### Given records

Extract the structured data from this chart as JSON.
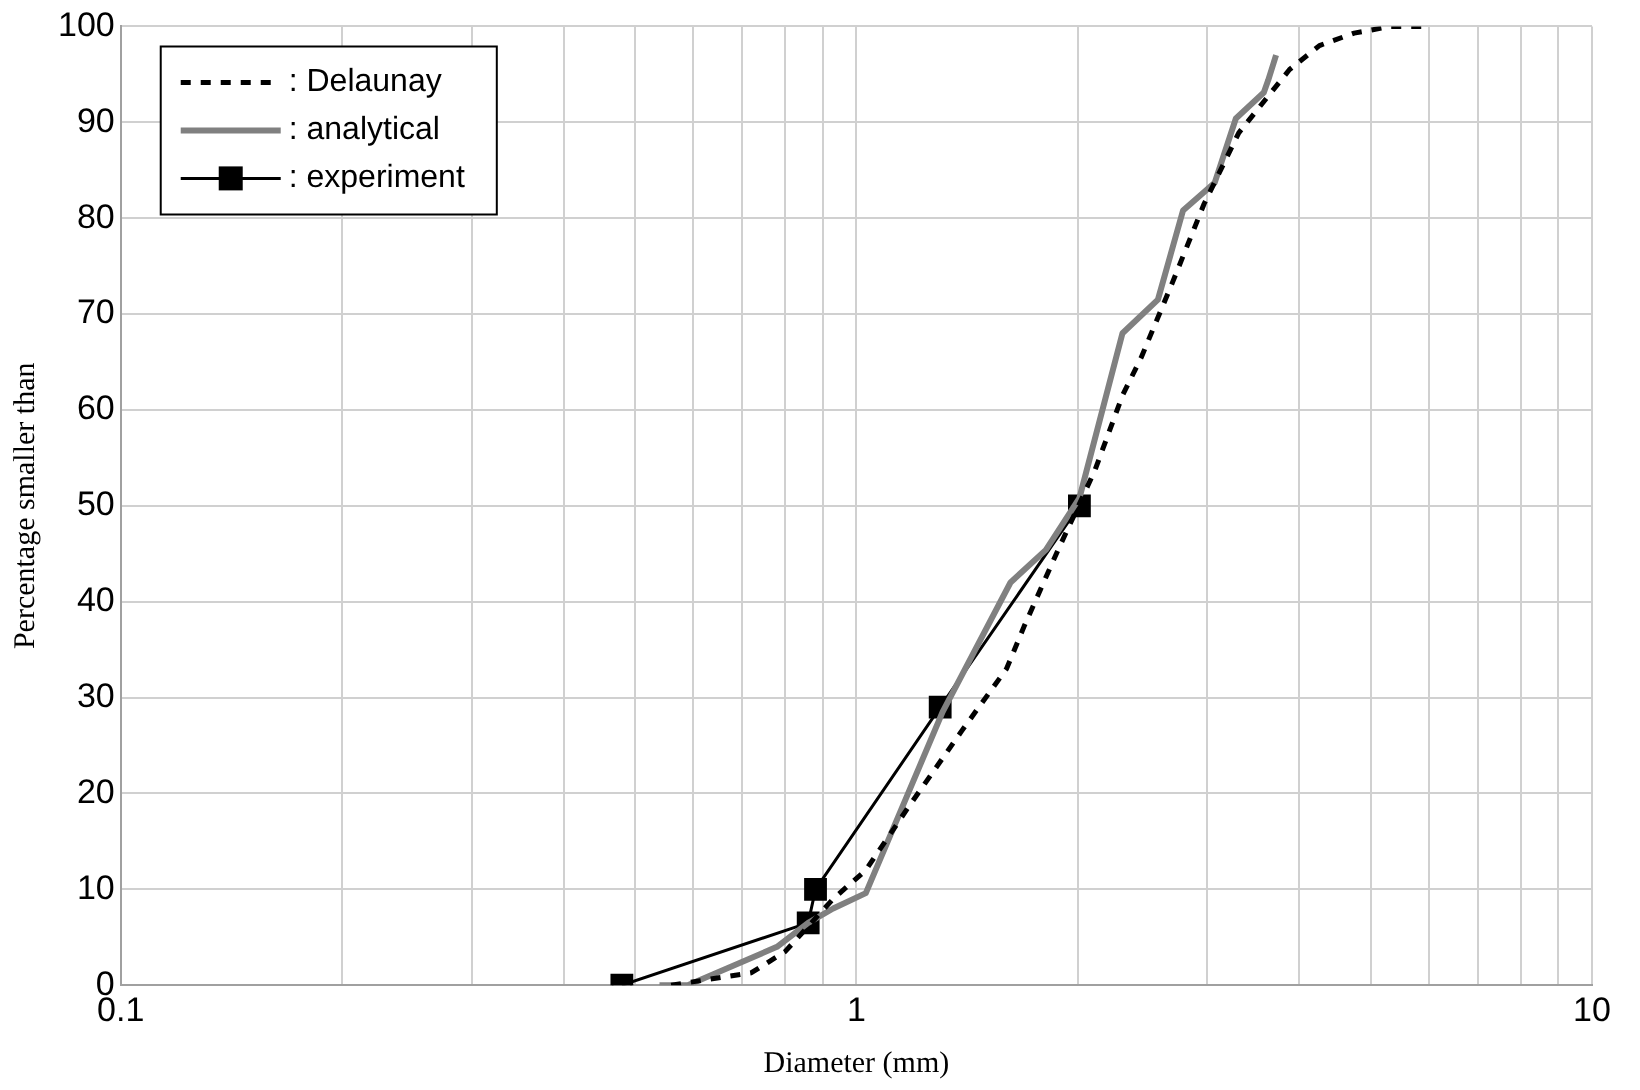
{
  "chart_data": {
    "type": "line",
    "xlabel": "Diameter (mm)",
    "ylabel": "Percentage smaller than",
    "log": "x",
    "xlim": [
      0.1,
      10
    ],
    "ylim": [
      0,
      100
    ],
    "xticks": [
      0.1,
      {
        "value": 0.2,
        "label": null
      },
      {
        "value": 0.3,
        "label": null
      },
      {
        "value": 0.4,
        "label": null
      },
      {
        "value": 0.5,
        "label": null
      },
      {
        "value": 0.6,
        "label": null
      },
      {
        "value": 0.7,
        "label": null
      },
      {
        "value": 0.8,
        "label": null
      },
      {
        "value": 0.9,
        "label": null
      },
      1,
      {
        "value": 2,
        "label": null
      },
      {
        "value": 3,
        "label": null
      },
      {
        "value": 4,
        "label": null
      },
      {
        "value": 5,
        "label": null
      },
      {
        "value": 6,
        "label": null
      },
      {
        "value": 7,
        "label": null
      },
      {
        "value": 8,
        "label": null
      },
      {
        "value": 9,
        "label": null
      },
      10
    ],
    "yticks": [
      0,
      10,
      20,
      30,
      40,
      50,
      60,
      70,
      80,
      90,
      100
    ],
    "grid": true,
    "legend": "top left",
    "series": [
      {
        "name": ": Delaunay",
        "color": "#000000",
        "line_style": "dashed",
        "marker": "none",
        "x": [
          0.56,
          0.72,
          0.8,
          0.93,
          1.03,
          1.18,
          1.39,
          1.6,
          1.69,
          1.88,
          2.11,
          2.3,
          2.44,
          2.69,
          2.97,
          3.31,
          3.88,
          4.26,
          4.75,
          5.33,
          6.0
        ],
        "values": [
          0,
          1.3,
          3.5,
          9,
          12,
          18.7,
          26.5,
          33,
          37.4,
          45.4,
          53.7,
          61.5,
          65.5,
          73.3,
          81.5,
          88.9,
          95.5,
          98,
          99.3,
          100,
          100
        ]
      },
      {
        "name": ": analytical",
        "color": "#808080",
        "line_style": "solid",
        "marker": "none",
        "x": [
          0.54,
          0.59,
          0.78,
          0.86,
          0.93,
          1.03,
          1.31,
          1.62,
          1.81,
          2.01,
          2.3,
          2.57,
          2.78,
          3.07,
          3.28,
          3.58,
          3.63,
          3.72
        ],
        "values": [
          0,
          0,
          4,
          6.5,
          8,
          9.6,
          28.5,
          42,
          45.4,
          50.8,
          68,
          71.5,
          80.8,
          83.7,
          90.4,
          93.1,
          94.4,
          97
        ]
      },
      {
        "name": ": experiment",
        "color": "#000000",
        "line_style": "solid",
        "marker": "square",
        "x": [
          0.48,
          0.86,
          0.88,
          1.3,
          2.01
        ],
        "values": [
          0,
          6.5,
          10,
          29,
          50
        ]
      }
    ]
  }
}
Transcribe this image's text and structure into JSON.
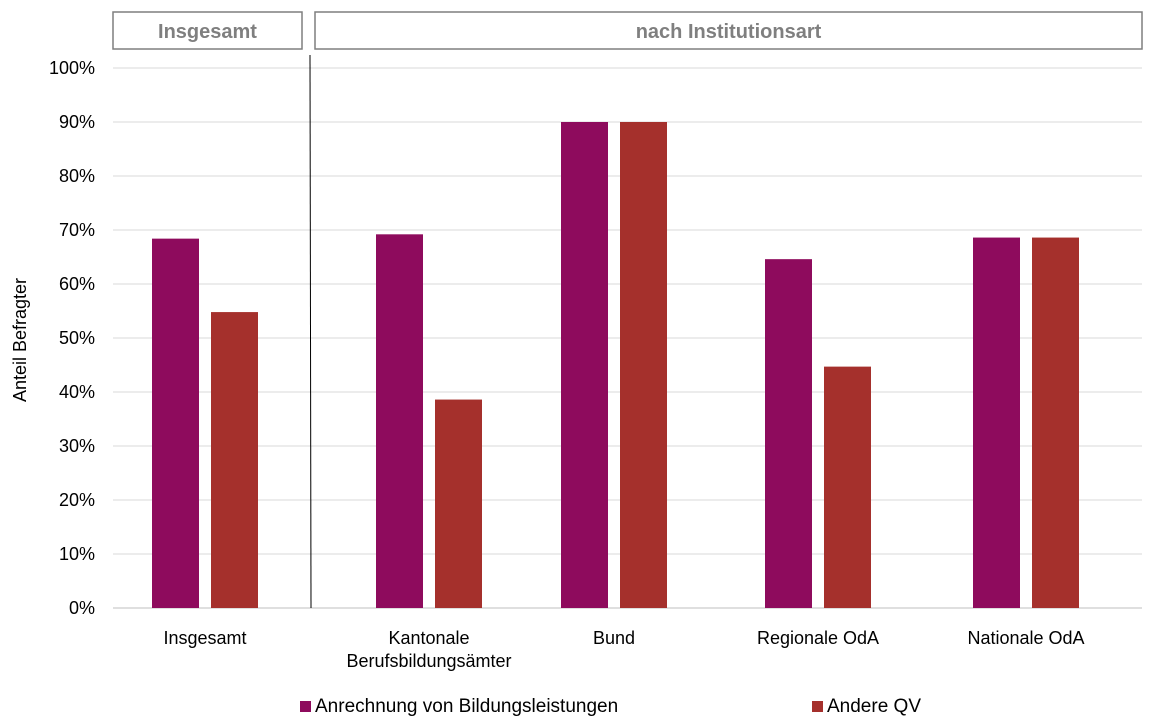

######

:: What is needed ::
Except for the pictures, give all the material above again verbatim.

:: Output of the exercise ::
Extract the structured data from this chart as JSON.
{
  "chart_data": {
    "type": "line",
    "xlabel": "Diameter (mm)",
    "ylabel": "Percentage smaller than",
    "log": "x",
    "xlim": [
      0.1,
      10
    ],
    "ylim": [
      0,
      100
    ],
    "xticks": [
      0.1,
      {
        "value": 0.2,
        "label": null
      },
      {
        "value": 0.3,
        "label": null
      },
      {
        "value": 0.4,
        "label": null
      },
      {
        "value": 0.5,
        "label": null
      },
      {
        "value": 0.6,
        "label": null
      },
      {
        "value": 0.7,
        "label": null
      },
      {
        "value": 0.8,
        "label": null
      },
      {
        "value": 0.9,
        "label": null
      },
      1,
      {
        "value": 2,
        "label": null
      },
      {
        "value": 3,
        "label": null
      },
      {
        "value": 4,
        "label": null
      },
      {
        "value": 5,
        "label": null
      },
      {
        "value": 6,
        "label": null
      },
      {
        "value": 7,
        "label": null
      },
      {
        "value": 8,
        "label": null
      },
      {
        "value": 9,
        "label": null
      },
      10
    ],
    "yticks": [
      0,
      10,
      20,
      30,
      40,
      50,
      60,
      70,
      80,
      90,
      100
    ],
    "grid": true,
    "legend": "top left",
    "series": [
      {
        "name": ": Delaunay",
        "color": "#000000",
        "line_style": "dashed",
        "marker": "none",
        "x": [
          0.56,
          0.72,
          0.8,
          0.93,
          1.03,
          1.18,
          1.39,
          1.6,
          1.69,
          1.88,
          2.11,
          2.3,
          2.44,
          2.69,
          2.97,
          3.31,
          3.88,
          4.26,
          4.75,
          5.33,
          6.0
        ],
        "values": [
          0,
          1.3,
          3.5,
          9,
          12,
          18.7,
          26.5,
          33,
          37.4,
          45.4,
          53.7,
          61.5,
          65.5,
          73.3,
          81.5,
          88.9,
          95.5,
          98,
          99.3,
          100,
          100
        ]
      },
      {
        "name": ": analytical",
        "color": "#808080",
        "line_style": "solid",
        "marker": "none",
        "x": [
          0.54,
          0.59,
          0.78,
          0.86,
          0.93,
          1.03,
          1.31,
          1.62,
          1.81,
          2.01,
          2.3,
          2.57,
          2.78,
          3.07,
          3.28,
          3.58,
          3.63,
          3.72
        ],
        "values": [
          0,
          0,
          4,
          6.5,
          8,
          9.6,
          28.5,
          42,
          45.4,
          50.8,
          68,
          71.5,
          80.8,
          83.7,
          90.4,
          93.1,
          94.4,
          97
        ]
      },
      {
        "name": ": experiment",
        "color": "#000000",
        "line_style": "solid",
        "marker": "square",
        "x": [
          0.48,
          0.86,
          0.88,
          1.3,
          2.01
        ],
        "values": [
          0,
          6.5,
          10,
          29,
          50
        ]
      }
    ]
  }
}
Transcribe this image's text and structure into JSON.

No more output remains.